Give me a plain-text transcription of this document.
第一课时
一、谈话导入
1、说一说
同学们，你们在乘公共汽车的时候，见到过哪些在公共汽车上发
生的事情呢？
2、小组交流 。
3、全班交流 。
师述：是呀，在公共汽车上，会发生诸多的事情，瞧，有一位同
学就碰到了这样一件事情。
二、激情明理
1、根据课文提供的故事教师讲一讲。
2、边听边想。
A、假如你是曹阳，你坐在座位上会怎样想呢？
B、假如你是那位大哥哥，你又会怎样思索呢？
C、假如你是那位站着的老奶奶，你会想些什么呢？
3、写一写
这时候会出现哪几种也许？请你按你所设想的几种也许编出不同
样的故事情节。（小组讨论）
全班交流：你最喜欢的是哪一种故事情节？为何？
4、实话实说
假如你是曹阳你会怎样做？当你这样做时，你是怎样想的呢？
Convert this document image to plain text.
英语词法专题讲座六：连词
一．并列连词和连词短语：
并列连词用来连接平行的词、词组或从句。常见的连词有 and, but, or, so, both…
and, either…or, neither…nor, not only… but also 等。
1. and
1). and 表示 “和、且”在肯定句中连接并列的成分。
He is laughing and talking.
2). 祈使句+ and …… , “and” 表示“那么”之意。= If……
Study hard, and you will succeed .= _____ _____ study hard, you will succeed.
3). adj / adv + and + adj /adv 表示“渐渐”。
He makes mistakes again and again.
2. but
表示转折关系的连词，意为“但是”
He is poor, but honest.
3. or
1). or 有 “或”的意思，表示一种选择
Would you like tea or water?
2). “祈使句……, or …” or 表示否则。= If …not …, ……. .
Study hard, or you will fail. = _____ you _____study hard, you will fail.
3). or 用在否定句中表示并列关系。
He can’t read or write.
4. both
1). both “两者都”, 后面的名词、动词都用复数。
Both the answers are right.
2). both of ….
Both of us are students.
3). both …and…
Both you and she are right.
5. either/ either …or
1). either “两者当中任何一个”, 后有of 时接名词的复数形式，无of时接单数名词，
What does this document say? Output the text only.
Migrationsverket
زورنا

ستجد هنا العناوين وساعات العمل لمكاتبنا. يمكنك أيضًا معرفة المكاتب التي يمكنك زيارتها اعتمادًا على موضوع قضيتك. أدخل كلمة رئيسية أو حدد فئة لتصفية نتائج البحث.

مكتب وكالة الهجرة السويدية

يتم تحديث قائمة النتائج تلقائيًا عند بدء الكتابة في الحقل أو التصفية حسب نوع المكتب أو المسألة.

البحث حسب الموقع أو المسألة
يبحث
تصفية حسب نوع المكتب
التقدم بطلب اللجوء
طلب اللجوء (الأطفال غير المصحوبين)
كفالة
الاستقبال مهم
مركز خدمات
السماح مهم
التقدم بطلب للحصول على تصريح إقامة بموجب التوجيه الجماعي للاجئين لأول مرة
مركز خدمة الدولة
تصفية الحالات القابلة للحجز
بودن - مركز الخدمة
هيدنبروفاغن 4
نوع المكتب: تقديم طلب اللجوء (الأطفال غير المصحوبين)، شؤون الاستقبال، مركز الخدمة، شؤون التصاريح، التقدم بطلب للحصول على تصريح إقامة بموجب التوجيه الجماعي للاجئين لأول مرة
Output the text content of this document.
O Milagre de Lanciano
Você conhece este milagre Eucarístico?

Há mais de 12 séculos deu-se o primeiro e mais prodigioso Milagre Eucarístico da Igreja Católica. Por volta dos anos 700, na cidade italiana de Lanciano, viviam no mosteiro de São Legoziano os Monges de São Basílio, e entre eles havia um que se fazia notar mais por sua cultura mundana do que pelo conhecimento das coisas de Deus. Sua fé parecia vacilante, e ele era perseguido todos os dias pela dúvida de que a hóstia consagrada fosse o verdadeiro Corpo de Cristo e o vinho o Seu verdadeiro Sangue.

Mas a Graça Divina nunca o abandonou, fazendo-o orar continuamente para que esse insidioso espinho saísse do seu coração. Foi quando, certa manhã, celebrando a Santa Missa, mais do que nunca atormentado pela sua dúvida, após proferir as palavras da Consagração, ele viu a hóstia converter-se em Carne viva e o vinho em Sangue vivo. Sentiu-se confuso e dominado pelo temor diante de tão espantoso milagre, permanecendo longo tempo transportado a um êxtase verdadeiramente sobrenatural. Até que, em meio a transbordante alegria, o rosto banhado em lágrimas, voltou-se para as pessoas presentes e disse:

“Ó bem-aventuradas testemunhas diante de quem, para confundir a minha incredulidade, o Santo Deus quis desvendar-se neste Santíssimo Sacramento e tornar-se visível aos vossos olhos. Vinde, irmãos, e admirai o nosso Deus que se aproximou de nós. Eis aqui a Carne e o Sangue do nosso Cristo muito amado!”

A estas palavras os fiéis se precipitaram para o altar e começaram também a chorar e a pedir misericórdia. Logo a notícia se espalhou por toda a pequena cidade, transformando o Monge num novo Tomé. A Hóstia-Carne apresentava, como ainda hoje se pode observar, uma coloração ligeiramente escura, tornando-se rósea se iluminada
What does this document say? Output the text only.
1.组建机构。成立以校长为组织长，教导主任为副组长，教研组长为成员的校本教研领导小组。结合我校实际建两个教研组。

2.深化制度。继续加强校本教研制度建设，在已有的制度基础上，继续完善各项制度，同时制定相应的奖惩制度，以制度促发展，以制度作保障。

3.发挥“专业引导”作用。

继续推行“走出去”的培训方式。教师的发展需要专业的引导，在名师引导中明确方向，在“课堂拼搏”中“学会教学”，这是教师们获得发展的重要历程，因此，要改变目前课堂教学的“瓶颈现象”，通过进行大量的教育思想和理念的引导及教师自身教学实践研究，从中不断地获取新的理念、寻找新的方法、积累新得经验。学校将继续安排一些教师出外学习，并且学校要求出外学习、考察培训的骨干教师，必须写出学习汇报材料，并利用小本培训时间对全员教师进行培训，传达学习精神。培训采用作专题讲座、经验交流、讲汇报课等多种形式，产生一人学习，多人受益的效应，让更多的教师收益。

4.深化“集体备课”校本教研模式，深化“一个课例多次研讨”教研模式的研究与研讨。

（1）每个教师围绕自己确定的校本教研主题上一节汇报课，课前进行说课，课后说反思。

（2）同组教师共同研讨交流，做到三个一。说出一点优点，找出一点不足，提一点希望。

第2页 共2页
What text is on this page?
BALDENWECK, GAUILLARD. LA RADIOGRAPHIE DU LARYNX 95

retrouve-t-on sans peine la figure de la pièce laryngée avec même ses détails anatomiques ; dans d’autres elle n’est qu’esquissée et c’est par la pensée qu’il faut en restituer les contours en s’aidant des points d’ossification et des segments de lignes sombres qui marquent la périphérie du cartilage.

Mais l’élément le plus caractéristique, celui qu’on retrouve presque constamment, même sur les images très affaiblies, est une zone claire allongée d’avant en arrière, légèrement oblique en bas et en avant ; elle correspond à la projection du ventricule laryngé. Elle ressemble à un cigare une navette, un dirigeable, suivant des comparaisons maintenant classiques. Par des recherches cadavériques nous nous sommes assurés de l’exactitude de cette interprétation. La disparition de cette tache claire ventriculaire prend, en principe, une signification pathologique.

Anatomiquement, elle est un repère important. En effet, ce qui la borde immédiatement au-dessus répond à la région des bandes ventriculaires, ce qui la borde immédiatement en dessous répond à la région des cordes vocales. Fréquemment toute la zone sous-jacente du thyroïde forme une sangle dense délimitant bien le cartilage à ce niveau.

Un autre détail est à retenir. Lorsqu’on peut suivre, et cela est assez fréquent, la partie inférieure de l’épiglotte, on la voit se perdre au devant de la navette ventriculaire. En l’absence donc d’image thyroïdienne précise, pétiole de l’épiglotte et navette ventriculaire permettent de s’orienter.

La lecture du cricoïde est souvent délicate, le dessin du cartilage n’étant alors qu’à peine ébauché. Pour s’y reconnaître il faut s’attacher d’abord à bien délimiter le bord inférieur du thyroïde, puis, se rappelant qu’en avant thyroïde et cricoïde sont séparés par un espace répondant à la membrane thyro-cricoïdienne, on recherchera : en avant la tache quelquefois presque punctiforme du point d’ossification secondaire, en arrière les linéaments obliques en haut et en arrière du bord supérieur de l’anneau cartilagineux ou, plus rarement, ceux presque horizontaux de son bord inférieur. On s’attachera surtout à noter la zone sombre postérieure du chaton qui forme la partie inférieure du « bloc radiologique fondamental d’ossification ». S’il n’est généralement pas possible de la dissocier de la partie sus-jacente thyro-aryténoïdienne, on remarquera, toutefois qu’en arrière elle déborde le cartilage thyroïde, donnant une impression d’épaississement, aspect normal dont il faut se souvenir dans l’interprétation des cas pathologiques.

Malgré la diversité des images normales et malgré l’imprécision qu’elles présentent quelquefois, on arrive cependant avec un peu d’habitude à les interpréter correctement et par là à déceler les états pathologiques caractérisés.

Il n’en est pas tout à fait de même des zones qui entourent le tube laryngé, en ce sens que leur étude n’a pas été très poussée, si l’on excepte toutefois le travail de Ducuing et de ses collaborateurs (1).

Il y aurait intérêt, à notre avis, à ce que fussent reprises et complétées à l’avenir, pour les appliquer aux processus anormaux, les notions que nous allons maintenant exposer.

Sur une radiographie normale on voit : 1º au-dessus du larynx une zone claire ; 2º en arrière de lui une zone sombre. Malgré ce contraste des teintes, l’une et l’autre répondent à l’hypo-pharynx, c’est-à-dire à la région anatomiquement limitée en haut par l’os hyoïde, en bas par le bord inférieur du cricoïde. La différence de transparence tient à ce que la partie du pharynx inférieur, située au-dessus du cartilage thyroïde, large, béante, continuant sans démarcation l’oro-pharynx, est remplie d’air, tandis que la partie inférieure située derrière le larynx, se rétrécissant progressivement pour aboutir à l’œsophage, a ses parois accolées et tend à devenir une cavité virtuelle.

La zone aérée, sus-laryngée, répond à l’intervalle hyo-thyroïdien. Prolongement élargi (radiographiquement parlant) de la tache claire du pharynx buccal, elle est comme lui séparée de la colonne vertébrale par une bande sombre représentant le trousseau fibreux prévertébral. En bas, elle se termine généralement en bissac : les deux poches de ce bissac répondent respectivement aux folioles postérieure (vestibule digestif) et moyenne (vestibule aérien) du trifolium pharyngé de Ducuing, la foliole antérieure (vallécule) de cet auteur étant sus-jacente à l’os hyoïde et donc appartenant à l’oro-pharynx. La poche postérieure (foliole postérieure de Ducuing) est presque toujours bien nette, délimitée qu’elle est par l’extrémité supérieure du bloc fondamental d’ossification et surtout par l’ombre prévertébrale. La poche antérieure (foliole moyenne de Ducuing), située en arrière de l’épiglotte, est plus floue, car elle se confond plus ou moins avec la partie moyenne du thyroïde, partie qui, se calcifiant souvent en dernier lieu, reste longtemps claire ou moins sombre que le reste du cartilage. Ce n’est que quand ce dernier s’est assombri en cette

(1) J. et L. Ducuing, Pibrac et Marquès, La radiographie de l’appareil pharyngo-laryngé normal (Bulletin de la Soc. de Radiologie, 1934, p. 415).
+---+
WHAT THE EXERCISE ASKS: Make a list of all lines in the data that contain "plain".

COMPLETE OUTPUT:
Give me a plain-text transcription of this document.
Convert this document image to plain text.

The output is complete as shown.